++++ Entries shown ++++

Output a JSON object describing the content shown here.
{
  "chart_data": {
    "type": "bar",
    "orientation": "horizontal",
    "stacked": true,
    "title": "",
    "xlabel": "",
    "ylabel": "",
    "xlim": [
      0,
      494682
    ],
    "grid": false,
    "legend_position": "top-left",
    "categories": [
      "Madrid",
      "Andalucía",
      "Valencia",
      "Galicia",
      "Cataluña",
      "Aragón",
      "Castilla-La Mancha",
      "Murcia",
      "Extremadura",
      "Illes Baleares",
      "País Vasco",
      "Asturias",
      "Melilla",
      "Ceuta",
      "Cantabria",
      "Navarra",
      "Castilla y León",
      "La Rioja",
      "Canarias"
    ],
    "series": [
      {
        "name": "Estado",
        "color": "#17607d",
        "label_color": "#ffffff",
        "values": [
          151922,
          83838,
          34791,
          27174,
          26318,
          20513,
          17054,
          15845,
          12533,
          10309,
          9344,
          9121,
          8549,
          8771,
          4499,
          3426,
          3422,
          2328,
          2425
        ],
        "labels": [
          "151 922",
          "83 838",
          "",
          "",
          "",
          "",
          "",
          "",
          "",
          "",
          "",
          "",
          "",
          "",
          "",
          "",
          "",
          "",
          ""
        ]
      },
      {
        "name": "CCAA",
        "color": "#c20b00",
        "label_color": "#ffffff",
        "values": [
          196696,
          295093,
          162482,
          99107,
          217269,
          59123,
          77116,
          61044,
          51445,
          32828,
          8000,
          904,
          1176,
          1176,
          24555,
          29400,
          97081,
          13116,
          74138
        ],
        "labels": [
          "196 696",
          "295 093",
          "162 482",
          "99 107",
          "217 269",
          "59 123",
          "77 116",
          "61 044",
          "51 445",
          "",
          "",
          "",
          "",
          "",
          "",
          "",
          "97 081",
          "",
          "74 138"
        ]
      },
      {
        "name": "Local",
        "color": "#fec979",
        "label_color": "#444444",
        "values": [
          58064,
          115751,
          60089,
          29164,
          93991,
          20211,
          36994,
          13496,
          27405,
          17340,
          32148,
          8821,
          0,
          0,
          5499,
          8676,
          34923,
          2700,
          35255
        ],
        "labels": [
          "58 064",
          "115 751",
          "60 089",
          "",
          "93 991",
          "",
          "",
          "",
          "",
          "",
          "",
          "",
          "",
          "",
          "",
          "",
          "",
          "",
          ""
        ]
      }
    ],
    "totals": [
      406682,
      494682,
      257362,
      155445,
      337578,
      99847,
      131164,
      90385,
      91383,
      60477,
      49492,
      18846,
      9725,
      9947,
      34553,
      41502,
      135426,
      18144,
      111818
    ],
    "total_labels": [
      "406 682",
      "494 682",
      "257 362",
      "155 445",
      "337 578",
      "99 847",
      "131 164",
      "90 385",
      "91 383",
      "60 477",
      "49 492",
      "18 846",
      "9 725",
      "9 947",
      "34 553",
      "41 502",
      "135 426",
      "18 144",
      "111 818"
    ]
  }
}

++++

• _What needs to be done_:
Retype the records in full. Keep every line identical to the original.

• _Response below_:
Output a JSON object describing the content shown here.
{
  "chart_data": {
    "type": "bar",
    "orientation": "horizontal",
    "stacked": true,
    "title": "",
    "xlabel": "",
    "ylabel": "",
    "xlim": [
      0,
      494682
    ],
    "grid": false,
    "legend_position": "top-left",
    "categories": [
      "Madrid",
      "Andalucía",
      "Valencia",
      "Galicia",
      "Cataluña",
      "Aragón",
      "Castilla-La Mancha",
      "Murcia",
      "Extremadura",
      "Illes Baleares",
      "País Vasco",
      "Asturias",
      "Melilla",
      "Ceuta",
      "Cantabria",
      "Navarra",
      "Castilla y León",
      "La Rioja",
      "Canarias"
    ],
    "series": [
      {
        "name": "Estado",
        "color": "#17607d",
        "label_color": "#ffffff",
        "values": [
          151922,
          83838,
          34791,
          27174,
          26318,
          20513,
          17054,
          15845,
          12533,
          10309,
          9344,
          9121,
          8549,
          8771,
          4499,
          3426,
          3422,
          2328,
          2425
        ],
        "labels": [
          "151 922",
          "83 838",
          "",
          "",
          "",
          "",
          "",
          "",
          "",
          "",
          "",
          "",
          "",
          "",
          "",
          "",
          "",
          "",
          ""
        ]
      },
      {
        "name": "CCAA",
        "color": "#c20b00",
        "label_color": "#ffffff",
        "values": [
          196696,
          295093,
          162482,
          99107,
          217269,
          59123,
          77116,
          61044,
          51445,
          32828,
          8000,
          904,
          1176,
          1176,
          24555,
          29400,
          97081,
          13116,
          74138
        ],
        "labels": [
          "196 696",
          "295 093",
          "162 482",
          "99 107",
          "217 269",
          "59 123",
          "77 116",
          "61 044",
          "51 445",
          "",
          "",
          "",
          "",
          "",
          "",
          "",
          "97 081",
          "",
          "74 138"
        ]
      },
      {
        "name": "Local",
        "color": "#fec979",
        "label_color": "#444444",
        "values": [
          58064,
          115751,
          60089,
          29164,
          93991,
          20211,
          36994,
          13496,
          27405,
          17340,
          32148,
          8821,
          0,
          0,
          5499,
          8676,
          34923,
          2700,
          35255
        ],
        "labels": [
          "58 064",
          "115 751",
          "60 089",
          "",
          "93 991",
          "",
          "",
          "",
          "",
          "",
          "",
          "",
          "",
          "",
          "",
          "",
          "",
          "",
          ""
        ]
      }
    ],
    "totals": [
      406682,
      494682,
      257362,
      155445,
      337578,
      99847,
      131164,
      90385,
      91383,
      60477,
      49492,
      18846,
      9725,
      9947,
      34553,
      41502,
      135426,
      18144,
      111818
    ],
    "total_labels": [
      "406 682",
      "494 682",
      "257 362",
      "155 445",
      "337 578",
      "99 847",
      "131 164",
      "90 385",
      "91 383",
      "60 477",
      "49 492",
      "18 846",
      "9 725",
      "9 947",
      "34 553",
      "41 502",
      "135 426",
      "18 144",
      "111 818"
    ]
  }
}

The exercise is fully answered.